Quoted text:
HEAT TREATED GLASS
In the Mappae Clavicula (a 9th century book) there is a description
of unbreakable glass. It was understood at this early stage that
glass could be toughened and made stronger by Quenching in hot
oil. Similarly ‘Prince Rupert’s Drops’ were
produced by dropping molten gobs of glass into water. The result
is a teardrop shaped piece of glass, the head of which is strong
enough to withstand heavy blows with a hammer.
However if the fine tail is snapped off, the complete teardrop
explodes with a surprising amount of energy. This phenomenon occurs
due to the outer ‘skin’ of the drop immediately solidifying
on contact with the water while the centre cools at a slower rate.
Consequently, the centre of the drop is put into tension and pulls
inwards on the already hardened outer surface, which is now in
compression. Breaking the tail releases the tension, which dissipates
through the compressed outer surface. This is a classic demonstration
of the principles involved in the toughening process.
In 1879 De la Bastie took this principle further by quenching
the glass in a bath of linseed oil and tallow. The resulting product
however was closer to what is today termed ‘heat strengthened’,
rather than fully toughened. Both these methods had severe bowing
problems which Siemens tried to overcome by quenching the glass
between two cast iron blocks. It was not until 1928 that Reunies
des Glaces in France invented the vertical electric furnace where
large sheets of glass could be processed with minimal bowing.

What is needed:
Pick up the account of heat treated glass after its last sentence and carry it forward. The material that comes after this plays no part here.

Recorded information:
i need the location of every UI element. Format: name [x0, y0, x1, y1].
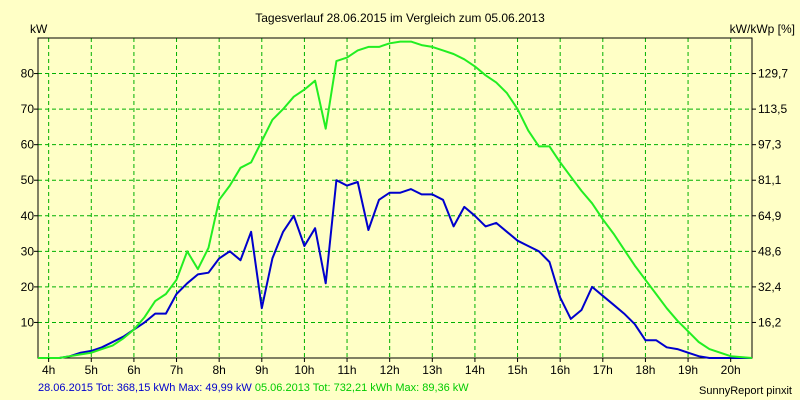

Right answer:
Pilkington (U.K) followed quickly with their process of quenching
by blowing air on both sides of the glass simultaneously.
In essence the process remains the same today and although vertical
furnaces are still used, almost all architectural glass is produced
on horizontal furnaces.
The cut-to-size glass sheets are fed from the loading conveyer
into the furnace where it oscillates back and forth on ceramic
rollers until it reaches approximately 620°C.
Processing from the furnace the glass moves into the quench where
it is rapidly cooled by blasting both sides with air.
This ‘snap cooling’ or quenching induces compressive
stresses to the glass surface while the centre remains in tension.
Although the physical characteristics remain unchanged the additional
stresses created within the glass increases its strength by 4-5
times that of annealed glass of equal thickness.
Recommended for doors side panels and low lites glass balustrades,
shower and bath screens, pool fences and glass walled squash courts.
It is also used in automotive, marine rail and land transport
as well as furniture applications.